WHAT NEEDS TO BE DONE | Quote every entry word for word.

** start **

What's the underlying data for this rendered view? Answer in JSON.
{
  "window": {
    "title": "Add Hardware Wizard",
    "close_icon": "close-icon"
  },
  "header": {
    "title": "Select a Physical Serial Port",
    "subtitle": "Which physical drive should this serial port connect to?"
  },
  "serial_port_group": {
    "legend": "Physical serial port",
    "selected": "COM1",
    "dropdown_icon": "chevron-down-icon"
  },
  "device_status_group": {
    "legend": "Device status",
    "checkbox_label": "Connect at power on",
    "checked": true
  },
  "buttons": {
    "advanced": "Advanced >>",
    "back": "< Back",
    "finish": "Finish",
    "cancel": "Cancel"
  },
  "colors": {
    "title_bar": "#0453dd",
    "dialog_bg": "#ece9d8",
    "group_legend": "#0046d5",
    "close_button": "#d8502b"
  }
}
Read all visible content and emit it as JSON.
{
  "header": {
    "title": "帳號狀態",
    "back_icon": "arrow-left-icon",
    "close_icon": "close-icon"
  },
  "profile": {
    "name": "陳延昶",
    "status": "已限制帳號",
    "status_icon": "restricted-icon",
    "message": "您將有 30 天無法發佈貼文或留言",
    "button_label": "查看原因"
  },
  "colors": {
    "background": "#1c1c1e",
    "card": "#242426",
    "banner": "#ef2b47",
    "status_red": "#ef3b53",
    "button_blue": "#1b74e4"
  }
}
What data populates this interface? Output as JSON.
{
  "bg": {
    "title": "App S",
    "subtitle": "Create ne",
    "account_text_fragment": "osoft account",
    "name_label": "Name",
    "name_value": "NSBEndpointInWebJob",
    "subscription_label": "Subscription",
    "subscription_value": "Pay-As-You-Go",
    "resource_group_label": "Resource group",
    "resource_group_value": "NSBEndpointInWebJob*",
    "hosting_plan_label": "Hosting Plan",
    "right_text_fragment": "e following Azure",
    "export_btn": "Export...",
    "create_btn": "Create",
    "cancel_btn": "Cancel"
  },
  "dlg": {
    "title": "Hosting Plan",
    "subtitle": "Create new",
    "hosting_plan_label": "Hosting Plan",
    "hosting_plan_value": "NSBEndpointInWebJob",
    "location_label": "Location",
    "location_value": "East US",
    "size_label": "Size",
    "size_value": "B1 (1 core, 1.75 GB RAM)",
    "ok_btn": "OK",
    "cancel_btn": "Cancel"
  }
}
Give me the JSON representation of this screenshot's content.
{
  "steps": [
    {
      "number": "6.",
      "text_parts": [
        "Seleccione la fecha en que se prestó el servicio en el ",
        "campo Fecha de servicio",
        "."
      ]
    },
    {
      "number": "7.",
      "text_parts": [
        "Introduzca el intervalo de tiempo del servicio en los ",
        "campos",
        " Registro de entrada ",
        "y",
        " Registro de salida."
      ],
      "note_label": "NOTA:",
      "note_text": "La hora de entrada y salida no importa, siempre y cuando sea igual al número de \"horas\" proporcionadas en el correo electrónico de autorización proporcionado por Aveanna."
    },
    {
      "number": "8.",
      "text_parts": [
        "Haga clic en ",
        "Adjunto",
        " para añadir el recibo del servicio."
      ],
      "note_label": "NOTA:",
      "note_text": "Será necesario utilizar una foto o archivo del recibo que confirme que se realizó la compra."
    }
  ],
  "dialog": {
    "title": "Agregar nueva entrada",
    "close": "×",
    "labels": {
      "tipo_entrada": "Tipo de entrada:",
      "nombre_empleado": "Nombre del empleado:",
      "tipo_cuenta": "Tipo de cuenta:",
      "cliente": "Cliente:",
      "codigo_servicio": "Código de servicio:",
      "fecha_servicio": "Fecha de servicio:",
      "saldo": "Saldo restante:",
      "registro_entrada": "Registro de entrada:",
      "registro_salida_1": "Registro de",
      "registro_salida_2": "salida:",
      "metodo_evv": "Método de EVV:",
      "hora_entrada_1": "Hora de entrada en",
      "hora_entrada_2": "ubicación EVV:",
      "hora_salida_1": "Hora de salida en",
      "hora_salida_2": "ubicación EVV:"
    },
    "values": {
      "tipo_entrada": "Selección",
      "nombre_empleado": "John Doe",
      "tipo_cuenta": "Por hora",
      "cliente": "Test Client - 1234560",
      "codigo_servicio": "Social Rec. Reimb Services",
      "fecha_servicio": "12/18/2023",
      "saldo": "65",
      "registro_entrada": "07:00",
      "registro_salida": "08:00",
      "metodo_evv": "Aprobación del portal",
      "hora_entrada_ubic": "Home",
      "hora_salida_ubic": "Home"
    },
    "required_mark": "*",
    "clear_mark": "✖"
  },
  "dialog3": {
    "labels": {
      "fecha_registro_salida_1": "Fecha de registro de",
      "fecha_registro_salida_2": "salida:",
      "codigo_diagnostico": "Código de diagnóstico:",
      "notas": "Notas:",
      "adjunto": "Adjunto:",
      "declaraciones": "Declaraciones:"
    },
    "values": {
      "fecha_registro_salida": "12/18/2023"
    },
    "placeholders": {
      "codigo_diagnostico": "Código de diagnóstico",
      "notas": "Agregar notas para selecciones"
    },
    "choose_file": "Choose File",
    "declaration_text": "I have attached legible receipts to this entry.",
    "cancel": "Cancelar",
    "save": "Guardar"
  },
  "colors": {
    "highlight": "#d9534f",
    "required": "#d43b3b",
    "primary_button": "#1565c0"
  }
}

** end **

RESPONSE TO THE TASK |
What's the underlying data for this rendered view? Answer in JSON.
{
  "window": {
    "title": "Add Hardware Wizard",
    "close_icon": "close-icon"
  },
  "header": {
    "title": "Select a Physical Serial Port",
    "subtitle": "Which physical drive should this serial port connect to?"
  },
  "serial_port_group": {
    "legend": "Physical serial port",
    "selected": "COM1",
    "dropdown_icon": "chevron-down-icon"
  },
  "device_status_group": {
    "legend": "Device status",
    "checkbox_label": "Connect at power on",
    "checked": true
  },
  "buttons": {
    "advanced": "Advanced >>",
    "back": "< Back",
    "finish": "Finish",
    "cancel": "Cancel"
  },
  "colors": {
    "title_bar": "#0453dd",
    "dialog_bg": "#ece9d8",
    "group_legend": "#0046d5",
    "close_button": "#d8502b"
  }
}
Read all visible content and emit it as JSON.
{
  "header": {
    "title": "帳號狀態",
    "back_icon": "arrow-left-icon",
    "close_icon": "close-icon"
  },
  "profile": {
    "name": "陳延昶",
    "status": "已限制帳號",
    "status_icon": "restricted-icon",
    "message": "您將有 30 天無法發佈貼文或留言",
    "button_label": "查看原因"
  },
  "colors": {
    "background": "#1c1c1e",
    "card": "#242426",
    "banner": "#ef2b47",
    "status_red": "#ef3b53",
    "button_blue": "#1b74e4"
  }
}
What data populates this interface? Output as JSON.
{
  "bg": {
    "title": "App S",
    "subtitle": "Create ne",
    "account_text_fragment": "osoft account",
    "name_label": "Name",
    "name_value": "NSBEndpointInWebJob",
    "subscription_label": "Subscription",
    "subscription_value": "Pay-As-You-Go",
    "resource_group_label": "Resource group",
    "resource_group_value": "NSBEndpointInWebJob*",
    "hosting_plan_label": "Hosting Plan",
    "right_text_fragment": "e following Azure",
    "export_btn": "Export...",
    "create_btn": "Create",
    "cancel_btn": "Cancel"
  },
  "dlg": {
    "title": "Hosting Plan",
    "subtitle": "Create new",
    "hosting_plan_label": "Hosting Plan",
    "hosting_plan_value": "NSBEndpointInWebJob",
    "location_label": "Location",
    "location_value": "East US",
    "size_label": "Size",
    "size_value": "B1 (1 core, 1.75 GB RAM)",
    "ok_btn": "OK",
    "cancel_btn": "Cancel"
  }
}
Give me the JSON representation of this screenshot's content.
{
  "steps": [
    {
      "number": "6.",
      "text_parts": [
        "Seleccione la fecha en que se prestó el servicio en el ",
        "campo Fecha de servicio",
        "."
      ]
    },
    {
      "number": "7.",
      "text_parts": [
        "Introduzca el intervalo de tiempo del servicio en los ",
        "campos",
        " Registro de entrada ",
        "y",
        " Registro de salida."
      ],
      "note_label": "NOTA:",
      "note_text": "La hora de entrada y salida no importa, siempre y cuando sea igual al número de \"horas\" proporcionadas en el correo electrónico de autorización proporcionado por Aveanna."
    },
    {
      "number": "8.",
      "text_parts": [
        "Haga clic en ",
        "Adjunto",
        " para añadir el recibo del servicio."
      ],
      "note_label": "NOTA:",
      "note_text": "Será necesario utilizar una foto o archivo del recibo que confirme que se realizó la compra."
    }
  ],
  "dialog": {
    "title": "Agregar nueva entrada",
    "close": "×",
    "labels": {
      "tipo_entrada": "Tipo de entrada:",
      "nombre_empleado": "Nombre del empleado:",
      "tipo_cuenta": "Tipo de cuenta:",
      "cliente": "Cliente:",
      "codigo_servicio": "Código de servicio:",
      "fecha_servicio": "Fecha de servicio:",
      "saldo": "Saldo restante:",
      "registro_entrada": "Registro de entrada:",
      "registro_salida_1": "Registro de",
      "registro_salida_2": "salida:",
      "metodo_evv": "Método de EVV:",
      "hora_entrada_1": "Hora de entrada en",
      "hora_entrada_2": "ubicación EVV:",
      "hora_salida_1": "Hora de salida en",
      "hora_salida_2": "ubicación EVV:"
    },
    "values": {
      "tipo_entrada": "Selección",
      "nombre_empleado": "John Doe",
      "tipo_cuenta": "Por hora",
      "cliente": "Test Client - 1234560",
      "codigo_servicio": "Social Rec. Reimb Services",
      "fecha_servicio": "12/18/2023",
      "saldo": "65",
      "registro_entrada": "07:00",
      "registro_salida": "08:00",
      "metodo_evv": "Aprobación del portal",
      "hora_entrada_ubic": "Home",
      "hora_salida_ubic": "Home"
    },
    "required_mark": "*",
    "clear_mark": "✖"
  },
  "dialog3": {
    "labels": {
      "fecha_registro_salida_1": "Fecha de registro de",
      "fecha_registro_salida_2": "salida:",
      "codigo_diagnostico": "Código de diagnóstico:",
      "notas": "Notas:",
      "adjunto": "Adjunto:",
      "declaraciones": "Declaraciones:"
    },
    "values": {
      "fecha_registro_salida": "12/18/2023"
    },
    "placeholders": {
      "codigo_diagnostico": "Código de diagnóstico",
      "notas": "Agregar notas para selecciones"
    },
    "choose_file": "Choose File",
    "declaration_text": "I have attached legible receipts to this entry.",
    "cancel": "Cancelar",
    "save": "Guardar"
  },
  "colors": {
    "highlight": "#d9534f",
    "required": "#d43b3b",
    "primary_button": "#1565c0"
  }
}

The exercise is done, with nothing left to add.